(TASK BRIEF)
Search the material and gather each line with "aeroporto" in it.

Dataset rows
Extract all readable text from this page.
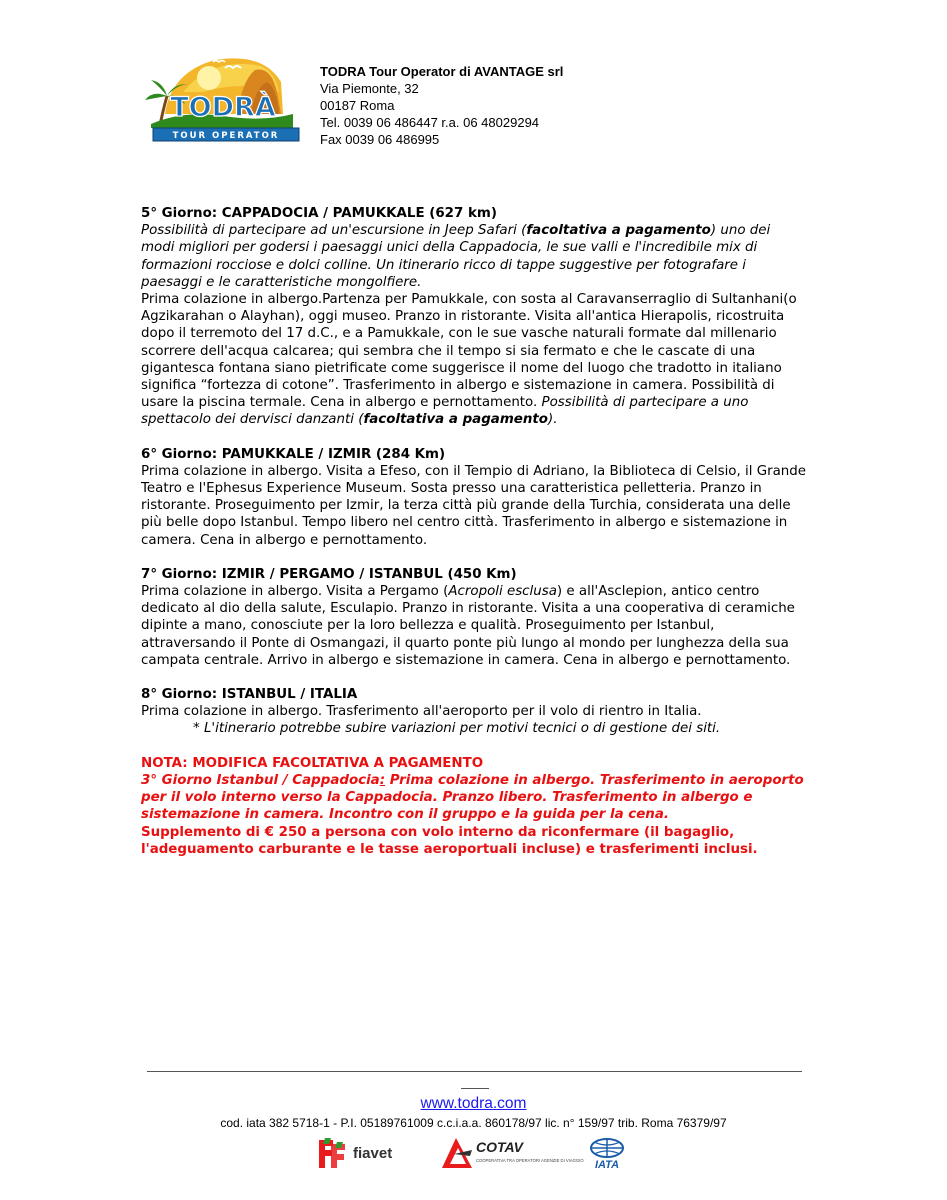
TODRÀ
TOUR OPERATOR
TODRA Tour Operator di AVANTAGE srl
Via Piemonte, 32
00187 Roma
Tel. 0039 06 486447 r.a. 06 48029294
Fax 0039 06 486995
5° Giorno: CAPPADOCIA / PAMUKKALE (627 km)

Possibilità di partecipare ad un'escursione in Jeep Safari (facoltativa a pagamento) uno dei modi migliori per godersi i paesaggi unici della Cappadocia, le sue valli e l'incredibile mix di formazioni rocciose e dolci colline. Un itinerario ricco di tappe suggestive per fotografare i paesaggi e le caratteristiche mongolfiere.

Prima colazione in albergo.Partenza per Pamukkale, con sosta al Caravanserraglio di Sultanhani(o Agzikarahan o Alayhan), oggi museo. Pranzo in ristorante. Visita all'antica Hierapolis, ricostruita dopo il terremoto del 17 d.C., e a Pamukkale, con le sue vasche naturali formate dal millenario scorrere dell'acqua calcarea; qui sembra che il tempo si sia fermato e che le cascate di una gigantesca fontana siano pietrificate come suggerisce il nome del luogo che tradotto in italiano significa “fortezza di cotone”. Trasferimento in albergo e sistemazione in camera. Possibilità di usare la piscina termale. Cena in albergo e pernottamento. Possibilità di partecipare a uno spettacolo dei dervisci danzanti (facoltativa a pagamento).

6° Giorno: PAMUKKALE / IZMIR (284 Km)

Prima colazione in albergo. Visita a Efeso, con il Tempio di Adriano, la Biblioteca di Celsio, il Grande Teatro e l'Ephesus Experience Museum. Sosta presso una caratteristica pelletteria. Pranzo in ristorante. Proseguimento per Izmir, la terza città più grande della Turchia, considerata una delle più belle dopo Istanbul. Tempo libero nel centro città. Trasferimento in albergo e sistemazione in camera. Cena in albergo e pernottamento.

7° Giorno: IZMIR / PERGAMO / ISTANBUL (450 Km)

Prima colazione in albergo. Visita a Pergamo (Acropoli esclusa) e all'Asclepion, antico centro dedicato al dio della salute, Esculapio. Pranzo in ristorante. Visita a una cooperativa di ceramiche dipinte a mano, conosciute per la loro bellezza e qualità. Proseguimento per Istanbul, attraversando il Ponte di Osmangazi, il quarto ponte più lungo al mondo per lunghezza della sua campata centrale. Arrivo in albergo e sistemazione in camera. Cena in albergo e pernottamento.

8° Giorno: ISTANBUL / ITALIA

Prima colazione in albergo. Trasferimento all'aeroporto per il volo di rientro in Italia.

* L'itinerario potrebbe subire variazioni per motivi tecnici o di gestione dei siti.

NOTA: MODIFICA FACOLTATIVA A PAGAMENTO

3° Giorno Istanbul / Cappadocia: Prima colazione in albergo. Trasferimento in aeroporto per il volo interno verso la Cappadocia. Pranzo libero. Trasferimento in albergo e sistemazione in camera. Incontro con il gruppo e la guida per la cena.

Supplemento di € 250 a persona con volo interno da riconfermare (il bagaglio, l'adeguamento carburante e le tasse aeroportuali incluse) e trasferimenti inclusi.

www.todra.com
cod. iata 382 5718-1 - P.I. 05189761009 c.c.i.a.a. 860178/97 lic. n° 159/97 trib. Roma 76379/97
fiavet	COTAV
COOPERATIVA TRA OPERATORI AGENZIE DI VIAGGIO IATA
---
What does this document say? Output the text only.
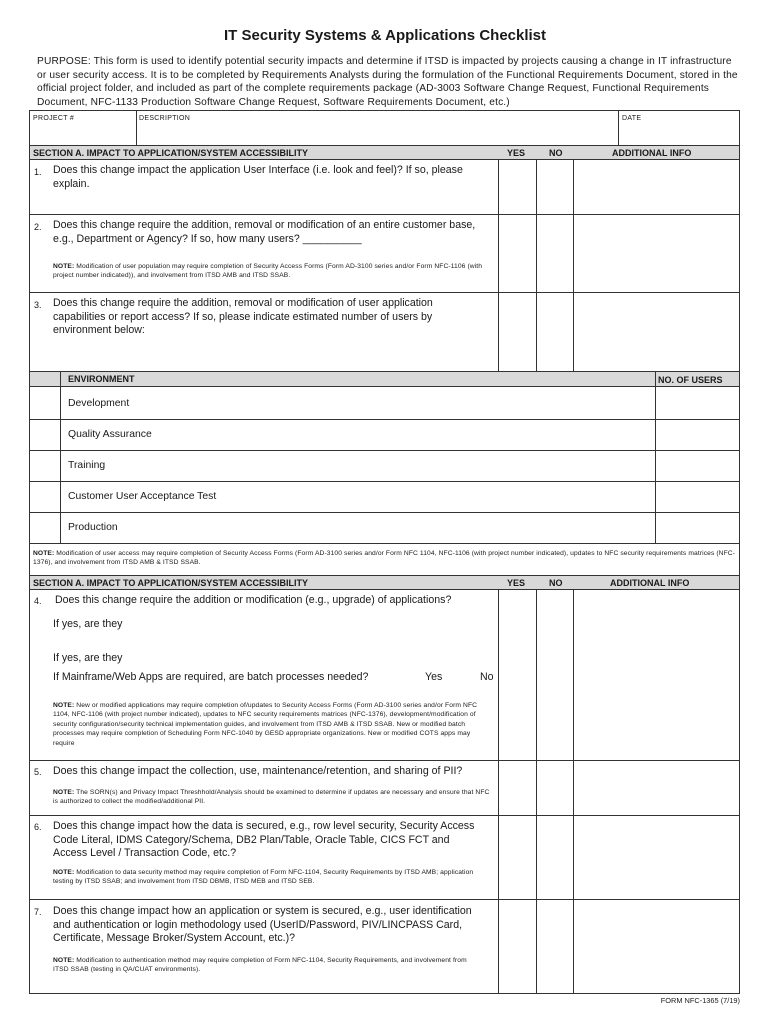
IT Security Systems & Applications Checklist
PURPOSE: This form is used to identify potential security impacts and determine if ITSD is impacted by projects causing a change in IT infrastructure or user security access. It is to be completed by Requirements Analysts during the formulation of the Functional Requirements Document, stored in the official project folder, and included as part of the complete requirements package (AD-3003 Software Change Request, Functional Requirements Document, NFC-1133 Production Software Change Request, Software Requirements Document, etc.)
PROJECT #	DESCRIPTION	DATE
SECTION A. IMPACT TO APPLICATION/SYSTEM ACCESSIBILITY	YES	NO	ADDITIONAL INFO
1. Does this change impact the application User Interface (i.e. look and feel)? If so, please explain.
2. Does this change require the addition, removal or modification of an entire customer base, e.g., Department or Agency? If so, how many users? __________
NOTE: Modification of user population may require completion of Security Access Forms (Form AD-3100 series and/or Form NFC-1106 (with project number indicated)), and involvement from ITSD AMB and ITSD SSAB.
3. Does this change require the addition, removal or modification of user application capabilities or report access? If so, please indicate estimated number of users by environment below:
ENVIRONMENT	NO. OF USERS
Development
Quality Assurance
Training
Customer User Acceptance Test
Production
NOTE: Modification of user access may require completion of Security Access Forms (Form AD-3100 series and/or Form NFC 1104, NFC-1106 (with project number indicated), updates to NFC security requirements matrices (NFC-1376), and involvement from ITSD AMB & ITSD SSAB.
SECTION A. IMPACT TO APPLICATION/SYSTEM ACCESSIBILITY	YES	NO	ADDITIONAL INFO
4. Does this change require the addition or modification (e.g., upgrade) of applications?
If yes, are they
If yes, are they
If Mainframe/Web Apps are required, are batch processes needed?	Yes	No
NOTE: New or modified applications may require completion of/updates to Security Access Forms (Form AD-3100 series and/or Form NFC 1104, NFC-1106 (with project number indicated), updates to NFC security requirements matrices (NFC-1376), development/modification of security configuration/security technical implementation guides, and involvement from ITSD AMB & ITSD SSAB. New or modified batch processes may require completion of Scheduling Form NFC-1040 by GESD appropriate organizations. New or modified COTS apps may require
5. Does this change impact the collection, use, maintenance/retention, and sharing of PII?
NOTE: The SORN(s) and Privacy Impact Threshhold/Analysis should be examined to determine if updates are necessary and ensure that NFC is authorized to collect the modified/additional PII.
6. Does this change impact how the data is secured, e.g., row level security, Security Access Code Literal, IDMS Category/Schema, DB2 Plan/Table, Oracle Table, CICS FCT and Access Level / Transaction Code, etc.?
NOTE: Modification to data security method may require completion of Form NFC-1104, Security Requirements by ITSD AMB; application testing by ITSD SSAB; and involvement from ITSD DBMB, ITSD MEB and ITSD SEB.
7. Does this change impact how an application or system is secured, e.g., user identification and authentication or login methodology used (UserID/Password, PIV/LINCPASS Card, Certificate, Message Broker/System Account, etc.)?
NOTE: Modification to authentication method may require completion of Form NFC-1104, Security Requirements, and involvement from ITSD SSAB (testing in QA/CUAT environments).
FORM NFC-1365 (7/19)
---
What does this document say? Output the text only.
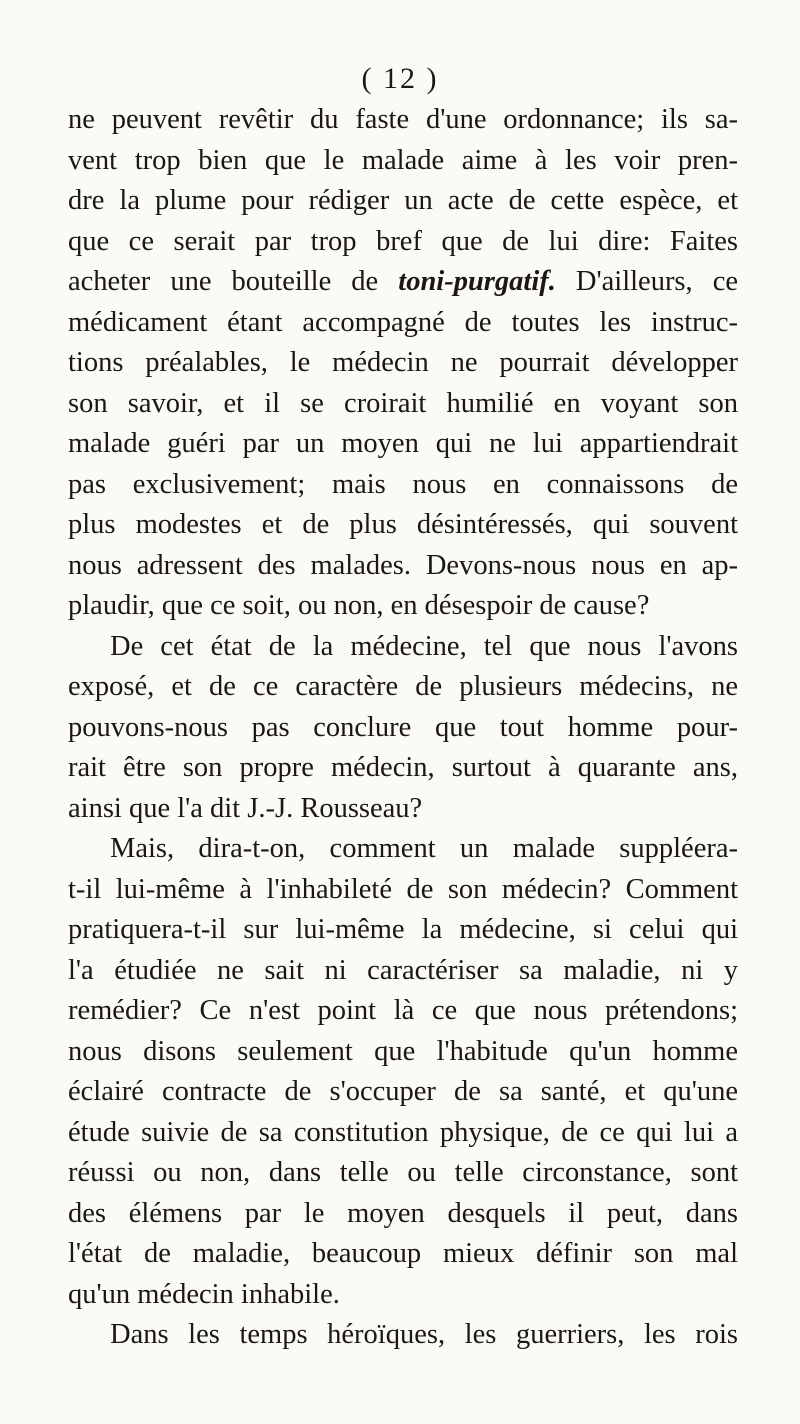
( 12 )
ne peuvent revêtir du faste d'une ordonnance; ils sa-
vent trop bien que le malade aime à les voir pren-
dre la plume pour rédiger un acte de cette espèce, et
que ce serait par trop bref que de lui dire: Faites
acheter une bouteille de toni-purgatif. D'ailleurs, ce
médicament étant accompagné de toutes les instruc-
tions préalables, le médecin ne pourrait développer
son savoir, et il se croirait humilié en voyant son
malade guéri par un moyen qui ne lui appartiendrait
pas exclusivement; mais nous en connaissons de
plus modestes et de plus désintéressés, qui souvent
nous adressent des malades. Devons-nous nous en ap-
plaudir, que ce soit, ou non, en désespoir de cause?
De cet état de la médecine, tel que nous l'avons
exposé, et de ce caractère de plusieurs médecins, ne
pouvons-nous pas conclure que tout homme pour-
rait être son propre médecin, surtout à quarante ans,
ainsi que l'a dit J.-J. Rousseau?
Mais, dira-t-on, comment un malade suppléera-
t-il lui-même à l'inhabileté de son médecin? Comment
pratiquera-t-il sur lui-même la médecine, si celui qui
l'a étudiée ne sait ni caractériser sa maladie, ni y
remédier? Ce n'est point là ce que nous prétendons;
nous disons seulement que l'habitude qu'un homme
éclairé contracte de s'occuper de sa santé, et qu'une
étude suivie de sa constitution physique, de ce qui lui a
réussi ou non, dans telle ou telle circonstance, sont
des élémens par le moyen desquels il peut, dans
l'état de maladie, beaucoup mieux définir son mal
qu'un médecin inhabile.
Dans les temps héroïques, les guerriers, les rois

(RESULT FOR THIS EXERCISE)
Prima colazione in albergo. Trasferimento all'aeroporto per il volo di rientro in Italia.
3° Giorno Istanbul / Cappadocia: Prima colazione in albergo. Trasferimento in aeroporto per il volo interno verso la Cappadocia. Pranzo libero. Trasferimento in albergo e sistemazione in camera. Incontro con il gruppo e la guida per la cena.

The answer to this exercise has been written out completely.